- WHAT THE EXERCISE ASKS: Every entry must be repeated exactly. Exclude all pictures.

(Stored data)

"""

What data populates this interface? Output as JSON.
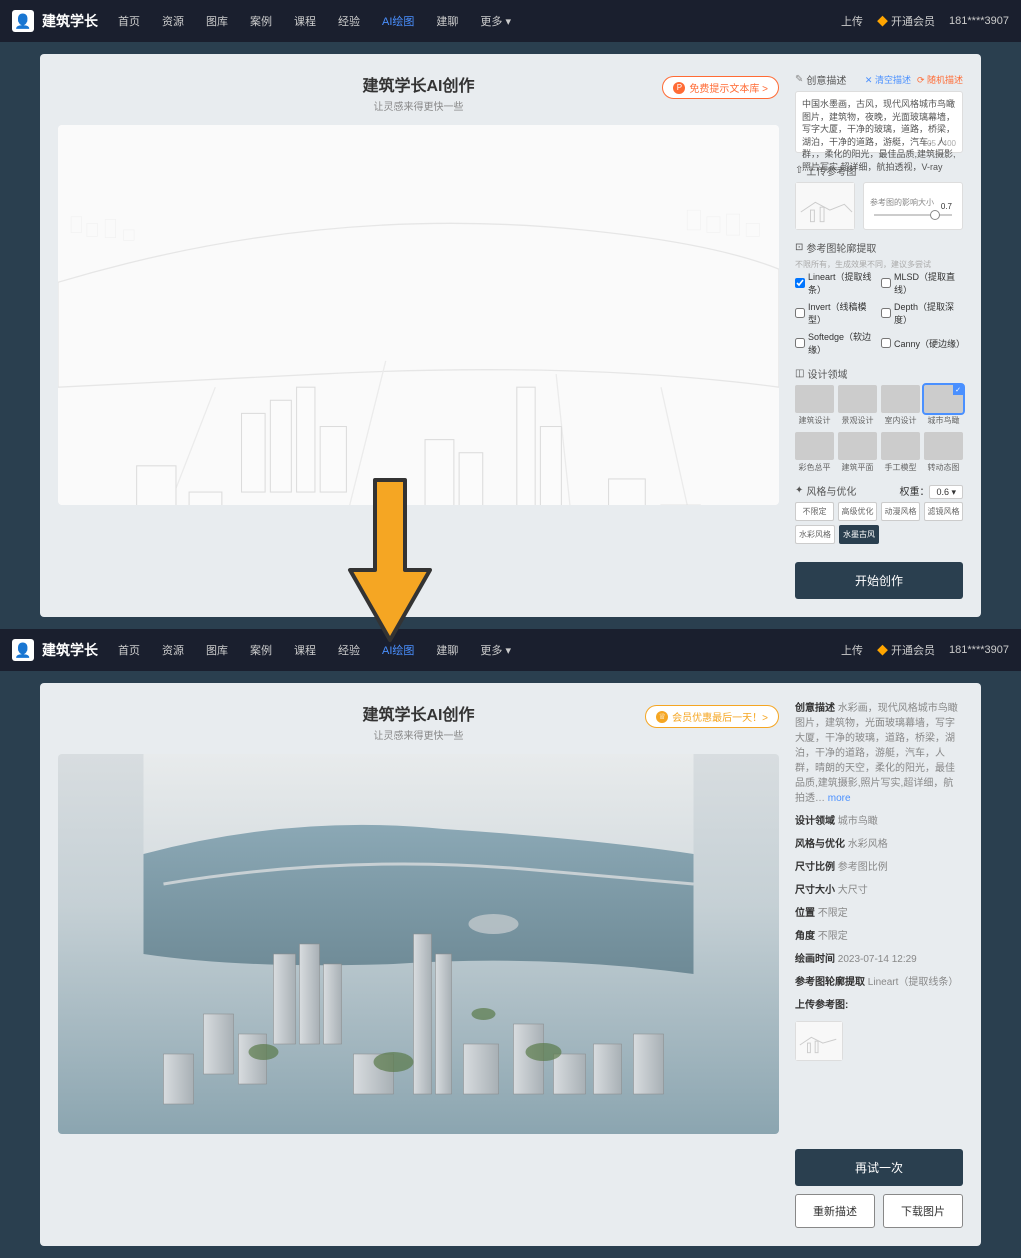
{
  "nav": {
    "brand": "建筑学长",
    "items": [
      "首页",
      "资源",
      "图库",
      "案例",
      "课程",
      "经验",
      "AI绘图",
      "建聊",
      "更多 ▾"
    ],
    "active_index": 6,
    "upload": "上传",
    "vip": "开通会员",
    "user": "181****3907"
  },
  "top": {
    "title": "建筑学长AI创作",
    "subtitle": "让灵感来得更快一些",
    "pill_label": "免费提示文本库 >",
    "prompt_section": "创意描述",
    "clear_link": "✕ 清空描述",
    "random_link": "⟳ 随机描述",
    "prompt_text": "中国水墨画，古风，现代风格城市鸟瞰图片，建筑物，夜晚，光面玻璃幕墙，写字大厦，干净的玻璃，道路，桥梁，湖泊，干净的道路，游艇，汽车，人群，，柔化的阳光，最佳品质,建筑摄影,照片写实,超详细，航拍透视，V-ray",
    "char_count": "105 / 400",
    "ref_section": "上传参考图",
    "slider_label": "参考图的影响大小",
    "slider_value": "0.7",
    "outline_section": "参考图轮廓提取",
    "outline_hint": "不限所有，生成效果不同，建议多尝试",
    "checks": [
      {
        "label": "Lineart（提取线条）",
        "checked": true
      },
      {
        "label": "MLSD（提取直线）",
        "checked": false
      },
      {
        "label": "Invert（线稿模型）",
        "checked": false
      },
      {
        "label": "Depth（提取深度）",
        "checked": false
      },
      {
        "label": "Softedge（软边缘）",
        "checked": false
      },
      {
        "label": "Canny（硬边缘）",
        "checked": false
      }
    ],
    "design_section": "设计领域",
    "styles1": [
      "建筑设计",
      "景观设计",
      "室内设计",
      "城市鸟瞰"
    ],
    "styles2": [
      "彩色总平",
      "建筑平面",
      "手工模型",
      "转动态图"
    ],
    "selected_style_index": 3,
    "style_opt_section": "风格与优化",
    "weight_label": "权重：",
    "weight_value": "0.6",
    "tags1": [
      "不限定",
      "高级优化",
      "动漫风格",
      "滤镜风格"
    ],
    "tags2": [
      "水彩风格",
      "水墨古风"
    ],
    "selected_tag": "水墨古风",
    "start_btn": "开始创作"
  },
  "bottom": {
    "title": "建筑学长AI创作",
    "subtitle": "让灵感来得更快一些",
    "pill_label": "会员优惠最后一天！>",
    "desc_label": "创意描述",
    "desc_text": "水彩画，现代风格城市鸟瞰图片，建筑物，光面玻璃幕墙，写字大厦，干净的玻璃，道路，桥梁，湖泊，干净的道路，游艇，汽车，人群，晴朗的天空，柔化的阳光，最佳品质,建筑摄影,照片写实,超详细，航拍透…",
    "more": "more",
    "fields": [
      {
        "label": "设计领域",
        "value": "城市鸟瞰"
      },
      {
        "label": "风格与优化",
        "value": "水彩风格"
      },
      {
        "label": "尺寸比例",
        "value": "参考图比例"
      },
      {
        "label": "尺寸大小",
        "value": "大尺寸"
      },
      {
        "label": "位置",
        "value": "不限定"
      },
      {
        "label": "角度",
        "value": "不限定"
      },
      {
        "label": "绘画时间",
        "value": "2023-07-14 12:29"
      },
      {
        "label": "参考图轮廓提取",
        "value": "Lineart（提取线条）"
      }
    ],
    "ref_label": "上传参考图:",
    "retry_btn": "再试一次",
    "redesign_btn": "重新描述",
    "download_btn": "下载图片"
  }
}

"""

- FINISHED EXERCISE:
What data populates this interface? Output as JSON.
{
  "nav": {
    "brand": "建筑学长",
    "items": [
      "首页",
      "资源",
      "图库",
      "案例",
      "课程",
      "经验",
      "AI绘图",
      "建聊",
      "更多 ▾"
    ],
    "active_index": 6,
    "upload": "上传",
    "vip": "开通会员",
    "user": "181****3907"
  },
  "top": {
    "title": "建筑学长AI创作",
    "subtitle": "让灵感来得更快一些",
    "pill_label": "免费提示文本库 >",
    "prompt_section": "创意描述",
    "clear_link": "✕ 清空描述",
    "random_link": "⟳ 随机描述",
    "prompt_text": "中国水墨画，古风，现代风格城市鸟瞰图片，建筑物，夜晚，光面玻璃幕墙，写字大厦，干净的玻璃，道路，桥梁，湖泊，干净的道路，游艇，汽车，人群，，柔化的阳光，最佳品质,建筑摄影,照片写实,超详细，航拍透视，V-ray",
    "char_count": "105 / 400",
    "ref_section": "上传参考图",
    "slider_label": "参考图的影响大小",
    "slider_value": "0.7",
    "outline_section": "参考图轮廓提取",
    "outline_hint": "不限所有，生成效果不同，建议多尝试",
    "checks": [
      {
        "label": "Lineart（提取线条）",
        "checked": true
      },
      {
        "label": "MLSD（提取直线）",
        "checked": false
      },
      {
        "label": "Invert（线稿模型）",
        "checked": false
      },
      {
        "label": "Depth（提取深度）",
        "checked": false
      },
      {
        "label": "Softedge（软边缘）",
        "checked": false
      },
      {
        "label": "Canny（硬边缘）",
        "checked": false
      }
    ],
    "design_section": "设计领域",
    "styles1": [
      "建筑设计",
      "景观设计",
      "室内设计",
      "城市鸟瞰"
    ],
    "styles2": [
      "彩色总平",
      "建筑平面",
      "手工模型",
      "转动态图"
    ],
    "selected_style_index": 3,
    "style_opt_section": "风格与优化",
    "weight_label": "权重：",
    "weight_value": "0.6",
    "tags1": [
      "不限定",
      "高级优化",
      "动漫风格",
      "滤镜风格"
    ],
    "tags2": [
      "水彩风格",
      "水墨古风"
    ],
    "selected_tag": "水墨古风",
    "start_btn": "开始创作"
  },
  "bottom": {
    "title": "建筑学长AI创作",
    "subtitle": "让灵感来得更快一些",
    "pill_label": "会员优惠最后一天！>",
    "desc_label": "创意描述",
    "desc_text": "水彩画，现代风格城市鸟瞰图片，建筑物，光面玻璃幕墙，写字大厦，干净的玻璃，道路，桥梁，湖泊，干净的道路，游艇，汽车，人群，晴朗的天空，柔化的阳光，最佳品质,建筑摄影,照片写实,超详细，航拍透…",
    "more": "more",
    "fields": [
      {
        "label": "设计领域",
        "value": "城市鸟瞰"
      },
      {
        "label": "风格与优化",
        "value": "水彩风格"
      },
      {
        "label": "尺寸比例",
        "value": "参考图比例"
      },
      {
        "label": "尺寸大小",
        "value": "大尺寸"
      },
      {
        "label": "位置",
        "value": "不限定"
      },
      {
        "label": "角度",
        "value": "不限定"
      },
      {
        "label": "绘画时间",
        "value": "2023-07-14 12:29"
      },
      {
        "label": "参考图轮廓提取",
        "value": "Lineart（提取线条）"
      }
    ],
    "ref_label": "上传参考图:",
    "retry_btn": "再试一次",
    "redesign_btn": "重新描述",
    "download_btn": "下载图片"
  }
}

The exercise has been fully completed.